===== PROVIDED DATA

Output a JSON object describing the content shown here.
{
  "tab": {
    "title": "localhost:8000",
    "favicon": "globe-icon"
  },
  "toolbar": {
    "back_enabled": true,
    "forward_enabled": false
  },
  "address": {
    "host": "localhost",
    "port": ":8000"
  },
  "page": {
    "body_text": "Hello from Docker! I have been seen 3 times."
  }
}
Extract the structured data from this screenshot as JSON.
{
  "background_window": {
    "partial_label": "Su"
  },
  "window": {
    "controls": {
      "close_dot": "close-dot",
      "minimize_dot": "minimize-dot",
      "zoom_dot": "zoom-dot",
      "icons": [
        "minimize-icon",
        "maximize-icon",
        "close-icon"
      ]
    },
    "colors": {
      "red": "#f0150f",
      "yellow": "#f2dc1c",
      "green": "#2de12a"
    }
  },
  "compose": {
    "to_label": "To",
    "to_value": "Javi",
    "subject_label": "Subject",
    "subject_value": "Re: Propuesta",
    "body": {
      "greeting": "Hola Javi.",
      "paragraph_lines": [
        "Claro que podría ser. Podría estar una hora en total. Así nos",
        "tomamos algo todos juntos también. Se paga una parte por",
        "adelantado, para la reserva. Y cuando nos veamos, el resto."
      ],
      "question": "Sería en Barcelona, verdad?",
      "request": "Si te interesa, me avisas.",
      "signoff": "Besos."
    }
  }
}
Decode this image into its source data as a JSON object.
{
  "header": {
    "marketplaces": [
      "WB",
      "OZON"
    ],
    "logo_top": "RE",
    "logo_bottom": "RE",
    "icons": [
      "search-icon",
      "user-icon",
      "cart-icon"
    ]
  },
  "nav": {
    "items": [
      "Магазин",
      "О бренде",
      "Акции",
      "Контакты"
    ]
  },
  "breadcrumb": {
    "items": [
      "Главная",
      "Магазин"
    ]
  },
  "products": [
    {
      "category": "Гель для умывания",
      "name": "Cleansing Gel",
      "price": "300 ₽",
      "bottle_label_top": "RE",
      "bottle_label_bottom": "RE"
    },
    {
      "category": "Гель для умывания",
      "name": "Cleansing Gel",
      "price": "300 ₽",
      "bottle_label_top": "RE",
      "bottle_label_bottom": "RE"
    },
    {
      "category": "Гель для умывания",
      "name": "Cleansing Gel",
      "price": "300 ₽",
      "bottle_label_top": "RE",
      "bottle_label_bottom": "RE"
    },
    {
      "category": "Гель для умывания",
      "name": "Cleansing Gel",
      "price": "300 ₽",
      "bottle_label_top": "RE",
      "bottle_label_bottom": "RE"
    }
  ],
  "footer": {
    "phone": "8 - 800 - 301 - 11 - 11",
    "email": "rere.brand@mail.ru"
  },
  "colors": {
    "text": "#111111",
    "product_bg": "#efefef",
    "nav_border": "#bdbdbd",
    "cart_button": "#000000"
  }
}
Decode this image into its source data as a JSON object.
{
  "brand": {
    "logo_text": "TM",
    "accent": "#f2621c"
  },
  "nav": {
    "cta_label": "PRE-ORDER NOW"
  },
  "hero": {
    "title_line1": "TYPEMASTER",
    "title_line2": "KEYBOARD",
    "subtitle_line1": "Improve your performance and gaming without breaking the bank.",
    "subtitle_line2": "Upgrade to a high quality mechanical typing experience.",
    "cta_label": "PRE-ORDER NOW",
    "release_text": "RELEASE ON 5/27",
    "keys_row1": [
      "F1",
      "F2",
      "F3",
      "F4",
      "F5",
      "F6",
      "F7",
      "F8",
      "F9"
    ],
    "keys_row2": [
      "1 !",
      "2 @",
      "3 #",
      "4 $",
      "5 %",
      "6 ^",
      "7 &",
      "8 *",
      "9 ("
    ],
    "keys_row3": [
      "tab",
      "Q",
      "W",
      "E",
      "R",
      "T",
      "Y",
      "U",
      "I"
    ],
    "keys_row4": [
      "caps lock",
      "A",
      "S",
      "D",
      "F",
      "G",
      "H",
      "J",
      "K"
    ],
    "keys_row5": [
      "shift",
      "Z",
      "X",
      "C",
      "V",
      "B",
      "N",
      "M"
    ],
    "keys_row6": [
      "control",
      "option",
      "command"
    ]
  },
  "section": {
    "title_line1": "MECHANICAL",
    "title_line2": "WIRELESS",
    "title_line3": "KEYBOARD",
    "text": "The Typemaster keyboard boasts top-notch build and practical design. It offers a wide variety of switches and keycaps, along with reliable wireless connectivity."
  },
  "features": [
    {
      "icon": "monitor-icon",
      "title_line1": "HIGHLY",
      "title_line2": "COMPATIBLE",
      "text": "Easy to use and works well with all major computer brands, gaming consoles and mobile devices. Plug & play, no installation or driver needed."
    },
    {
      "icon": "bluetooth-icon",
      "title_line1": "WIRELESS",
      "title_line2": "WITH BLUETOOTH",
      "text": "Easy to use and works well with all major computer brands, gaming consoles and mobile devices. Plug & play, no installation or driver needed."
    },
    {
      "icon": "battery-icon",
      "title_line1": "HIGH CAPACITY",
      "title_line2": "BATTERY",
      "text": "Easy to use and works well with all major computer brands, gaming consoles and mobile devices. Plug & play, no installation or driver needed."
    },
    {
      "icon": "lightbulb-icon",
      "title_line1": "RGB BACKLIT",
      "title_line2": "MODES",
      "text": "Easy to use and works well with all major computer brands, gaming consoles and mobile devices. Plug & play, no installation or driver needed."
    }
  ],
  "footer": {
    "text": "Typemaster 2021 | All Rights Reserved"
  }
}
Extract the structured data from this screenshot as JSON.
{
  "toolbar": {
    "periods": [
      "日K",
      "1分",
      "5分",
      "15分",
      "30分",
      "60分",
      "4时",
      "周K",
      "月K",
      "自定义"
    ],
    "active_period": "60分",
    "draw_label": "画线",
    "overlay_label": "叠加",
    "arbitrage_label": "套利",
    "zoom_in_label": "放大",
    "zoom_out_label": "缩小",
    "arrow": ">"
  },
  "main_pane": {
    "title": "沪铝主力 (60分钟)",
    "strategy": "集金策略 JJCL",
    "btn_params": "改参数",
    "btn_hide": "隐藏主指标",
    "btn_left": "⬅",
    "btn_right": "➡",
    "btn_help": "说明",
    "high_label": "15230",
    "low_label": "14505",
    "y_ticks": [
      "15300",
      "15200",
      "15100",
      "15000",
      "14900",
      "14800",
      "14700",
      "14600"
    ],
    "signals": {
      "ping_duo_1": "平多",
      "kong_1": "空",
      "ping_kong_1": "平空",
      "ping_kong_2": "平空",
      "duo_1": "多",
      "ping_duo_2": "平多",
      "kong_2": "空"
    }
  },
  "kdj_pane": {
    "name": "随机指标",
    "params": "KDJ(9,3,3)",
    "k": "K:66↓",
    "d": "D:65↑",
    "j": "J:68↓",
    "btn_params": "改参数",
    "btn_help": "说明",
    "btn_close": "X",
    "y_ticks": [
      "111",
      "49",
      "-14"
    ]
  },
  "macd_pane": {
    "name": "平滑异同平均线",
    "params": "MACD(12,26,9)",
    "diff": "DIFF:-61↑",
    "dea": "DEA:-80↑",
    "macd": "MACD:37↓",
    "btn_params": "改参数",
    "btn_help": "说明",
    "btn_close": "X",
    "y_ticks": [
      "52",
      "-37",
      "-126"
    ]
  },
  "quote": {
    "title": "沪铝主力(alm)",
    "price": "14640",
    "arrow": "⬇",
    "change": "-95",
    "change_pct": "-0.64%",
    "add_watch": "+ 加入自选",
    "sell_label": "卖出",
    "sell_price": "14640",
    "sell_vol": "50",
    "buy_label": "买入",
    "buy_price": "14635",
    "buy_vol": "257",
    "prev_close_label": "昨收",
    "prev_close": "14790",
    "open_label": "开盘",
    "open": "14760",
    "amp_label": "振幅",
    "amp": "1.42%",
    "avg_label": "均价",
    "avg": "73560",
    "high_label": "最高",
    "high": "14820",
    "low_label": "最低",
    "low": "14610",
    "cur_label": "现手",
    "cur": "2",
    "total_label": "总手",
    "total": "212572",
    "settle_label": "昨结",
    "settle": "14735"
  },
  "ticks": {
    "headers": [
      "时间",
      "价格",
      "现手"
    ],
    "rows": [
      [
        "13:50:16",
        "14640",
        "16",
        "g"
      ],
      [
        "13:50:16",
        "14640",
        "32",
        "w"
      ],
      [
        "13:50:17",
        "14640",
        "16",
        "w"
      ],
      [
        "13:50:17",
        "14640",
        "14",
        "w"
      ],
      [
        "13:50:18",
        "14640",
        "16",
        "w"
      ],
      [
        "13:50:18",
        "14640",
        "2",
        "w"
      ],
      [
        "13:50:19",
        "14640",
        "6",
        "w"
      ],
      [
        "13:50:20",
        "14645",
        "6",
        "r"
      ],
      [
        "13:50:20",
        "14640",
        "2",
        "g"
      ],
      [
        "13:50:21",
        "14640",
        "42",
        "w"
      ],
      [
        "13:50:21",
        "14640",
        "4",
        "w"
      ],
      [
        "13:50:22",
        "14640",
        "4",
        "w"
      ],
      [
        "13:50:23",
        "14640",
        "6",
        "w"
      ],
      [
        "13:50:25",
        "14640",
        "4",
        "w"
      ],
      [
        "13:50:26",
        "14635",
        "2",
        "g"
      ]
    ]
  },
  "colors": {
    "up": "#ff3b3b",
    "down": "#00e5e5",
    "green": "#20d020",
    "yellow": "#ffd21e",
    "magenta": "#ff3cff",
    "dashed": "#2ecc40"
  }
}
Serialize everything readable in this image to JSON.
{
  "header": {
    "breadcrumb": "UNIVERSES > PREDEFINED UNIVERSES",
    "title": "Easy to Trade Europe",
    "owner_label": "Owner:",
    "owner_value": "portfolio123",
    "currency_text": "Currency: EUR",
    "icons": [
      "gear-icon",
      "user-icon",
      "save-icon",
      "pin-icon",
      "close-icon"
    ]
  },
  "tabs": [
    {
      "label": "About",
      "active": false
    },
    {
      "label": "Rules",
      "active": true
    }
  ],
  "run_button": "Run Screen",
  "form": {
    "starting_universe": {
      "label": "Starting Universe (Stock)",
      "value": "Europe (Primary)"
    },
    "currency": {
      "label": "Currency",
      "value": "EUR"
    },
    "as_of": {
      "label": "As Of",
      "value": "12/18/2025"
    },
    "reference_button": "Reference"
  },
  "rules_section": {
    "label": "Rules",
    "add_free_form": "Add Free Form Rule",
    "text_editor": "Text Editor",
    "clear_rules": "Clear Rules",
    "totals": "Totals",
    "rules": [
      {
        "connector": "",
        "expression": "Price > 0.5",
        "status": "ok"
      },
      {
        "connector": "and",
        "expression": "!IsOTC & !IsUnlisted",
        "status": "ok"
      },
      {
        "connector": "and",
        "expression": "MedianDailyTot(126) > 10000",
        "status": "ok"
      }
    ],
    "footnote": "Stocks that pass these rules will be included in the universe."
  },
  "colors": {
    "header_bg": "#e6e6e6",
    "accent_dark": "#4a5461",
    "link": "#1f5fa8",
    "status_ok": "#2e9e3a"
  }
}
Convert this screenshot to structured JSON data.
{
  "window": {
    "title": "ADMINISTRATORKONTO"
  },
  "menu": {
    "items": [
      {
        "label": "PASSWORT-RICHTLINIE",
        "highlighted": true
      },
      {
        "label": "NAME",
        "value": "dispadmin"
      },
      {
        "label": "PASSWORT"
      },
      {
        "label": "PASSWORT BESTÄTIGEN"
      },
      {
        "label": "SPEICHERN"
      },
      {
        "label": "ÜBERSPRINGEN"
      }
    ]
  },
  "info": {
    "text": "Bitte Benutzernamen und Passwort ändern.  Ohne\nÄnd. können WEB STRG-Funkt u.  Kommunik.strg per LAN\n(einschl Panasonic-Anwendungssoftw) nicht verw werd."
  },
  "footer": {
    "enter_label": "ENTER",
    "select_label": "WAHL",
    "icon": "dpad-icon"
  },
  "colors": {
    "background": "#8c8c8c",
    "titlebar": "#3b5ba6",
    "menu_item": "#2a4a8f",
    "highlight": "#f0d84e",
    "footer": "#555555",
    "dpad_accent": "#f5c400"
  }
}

==========

- **EXERCISE TASK**
Return every line from the records above that holds the word "breadcrumb".

- **ANSWER TO THE PROBLEM**
  "breadcrumb": {
    "breadcrumb": "UNIVERSES > PREDEFINED UNIVERSES",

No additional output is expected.